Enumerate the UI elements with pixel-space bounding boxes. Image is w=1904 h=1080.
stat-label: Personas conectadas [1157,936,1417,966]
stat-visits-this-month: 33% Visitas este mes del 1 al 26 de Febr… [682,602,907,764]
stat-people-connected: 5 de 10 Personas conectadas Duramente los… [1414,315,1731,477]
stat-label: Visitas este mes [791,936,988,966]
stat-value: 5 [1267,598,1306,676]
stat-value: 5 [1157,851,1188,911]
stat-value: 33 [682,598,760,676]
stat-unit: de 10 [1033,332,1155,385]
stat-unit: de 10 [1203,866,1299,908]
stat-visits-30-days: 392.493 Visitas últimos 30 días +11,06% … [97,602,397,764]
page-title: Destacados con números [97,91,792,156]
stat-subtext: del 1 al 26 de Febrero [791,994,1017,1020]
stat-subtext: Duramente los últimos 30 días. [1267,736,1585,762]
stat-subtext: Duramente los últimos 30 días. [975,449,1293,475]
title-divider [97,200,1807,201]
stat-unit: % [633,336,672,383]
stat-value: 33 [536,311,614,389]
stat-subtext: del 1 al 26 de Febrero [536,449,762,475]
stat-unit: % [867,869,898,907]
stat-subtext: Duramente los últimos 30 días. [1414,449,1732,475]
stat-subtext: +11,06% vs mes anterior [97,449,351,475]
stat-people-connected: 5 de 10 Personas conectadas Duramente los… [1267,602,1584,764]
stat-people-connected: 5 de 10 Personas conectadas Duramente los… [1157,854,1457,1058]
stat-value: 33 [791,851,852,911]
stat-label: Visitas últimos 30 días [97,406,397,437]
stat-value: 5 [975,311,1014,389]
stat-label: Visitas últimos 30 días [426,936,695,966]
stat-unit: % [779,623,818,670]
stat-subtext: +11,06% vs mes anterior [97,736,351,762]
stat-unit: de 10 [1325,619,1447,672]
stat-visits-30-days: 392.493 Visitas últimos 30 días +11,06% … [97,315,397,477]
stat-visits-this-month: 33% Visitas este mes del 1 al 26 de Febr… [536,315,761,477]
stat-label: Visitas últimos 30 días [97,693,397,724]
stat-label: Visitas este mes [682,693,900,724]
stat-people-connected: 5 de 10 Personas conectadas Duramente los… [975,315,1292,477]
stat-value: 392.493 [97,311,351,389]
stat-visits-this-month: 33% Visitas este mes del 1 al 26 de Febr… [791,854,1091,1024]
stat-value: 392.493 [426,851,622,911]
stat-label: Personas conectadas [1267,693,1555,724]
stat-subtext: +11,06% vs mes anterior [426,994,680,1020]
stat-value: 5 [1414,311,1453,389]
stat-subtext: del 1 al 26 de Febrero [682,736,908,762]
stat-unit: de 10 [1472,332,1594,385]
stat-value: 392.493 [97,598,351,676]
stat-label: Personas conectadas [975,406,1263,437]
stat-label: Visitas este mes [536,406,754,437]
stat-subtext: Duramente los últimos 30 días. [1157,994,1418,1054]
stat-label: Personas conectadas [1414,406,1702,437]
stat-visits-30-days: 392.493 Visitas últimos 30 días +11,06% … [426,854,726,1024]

+++++

Find each line in the data above that contains the word "Febrero", and copy those lines out in full.

stat-subtext: del 1 al 26 de Febrero [791,994,1017,1020]
stat-subtext: del 1 al 26 de Febrero [536,449,762,475]
stat-subtext: del 1 al 26 de Febrero [682,736,908,762]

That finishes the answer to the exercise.